**Set task:** Return the material word for word. Do not include the pictures.

**Dataset rows:**
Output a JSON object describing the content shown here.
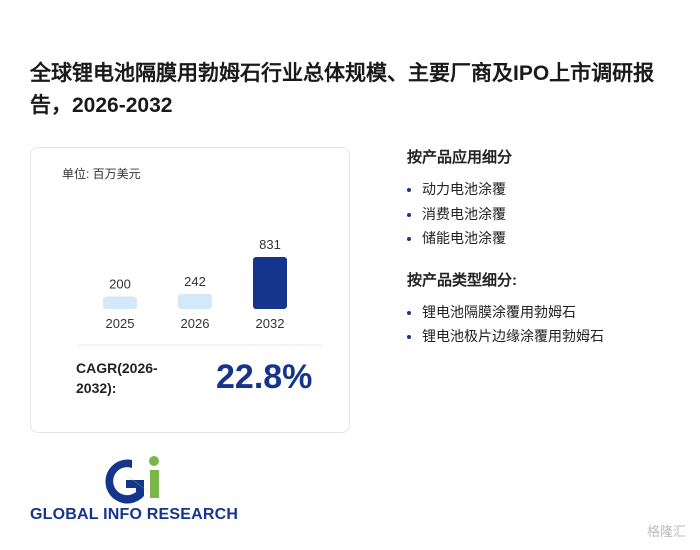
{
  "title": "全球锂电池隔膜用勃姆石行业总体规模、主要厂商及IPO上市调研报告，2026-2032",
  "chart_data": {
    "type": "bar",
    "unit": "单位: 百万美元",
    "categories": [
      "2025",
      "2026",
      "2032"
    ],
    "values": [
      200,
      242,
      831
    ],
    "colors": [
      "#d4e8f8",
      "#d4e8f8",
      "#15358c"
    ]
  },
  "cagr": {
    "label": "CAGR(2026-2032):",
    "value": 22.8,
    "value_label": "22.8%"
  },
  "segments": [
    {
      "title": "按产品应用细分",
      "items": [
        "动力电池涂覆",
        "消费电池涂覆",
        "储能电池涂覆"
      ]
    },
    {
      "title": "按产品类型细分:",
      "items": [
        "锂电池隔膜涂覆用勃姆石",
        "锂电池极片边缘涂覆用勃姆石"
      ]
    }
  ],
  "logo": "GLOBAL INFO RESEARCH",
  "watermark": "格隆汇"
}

**Response:**
Output a JSON object describing the content shown here.
{
  "title": "全球锂电池隔膜用勃姆石行业总体规模、主要厂商及IPO上市调研报告，2026-2032",
  "chart_data": {
    "type": "bar",
    "unit": "单位: 百万美元",
    "categories": [
      "2025",
      "2026",
      "2032"
    ],
    "values": [
      200,
      242,
      831
    ],
    "colors": [
      "#d4e8f8",
      "#d4e8f8",
      "#15358c"
    ]
  },
  "cagr": {
    "label": "CAGR(2026-2032):",
    "value": 22.8,
    "value_label": "22.8%"
  },
  "segments": [
    {
      "title": "按产品应用细分",
      "items": [
        "动力电池涂覆",
        "消费电池涂覆",
        "储能电池涂覆"
      ]
    },
    {
      "title": "按产品类型细分:",
      "items": [
        "锂电池隔膜涂覆用勃姆石",
        "锂电池极片边缘涂覆用勃姆石"
      ]
    }
  ],
  "logo": "GLOBAL INFO RESEARCH",
  "watermark": "格隆汇"
}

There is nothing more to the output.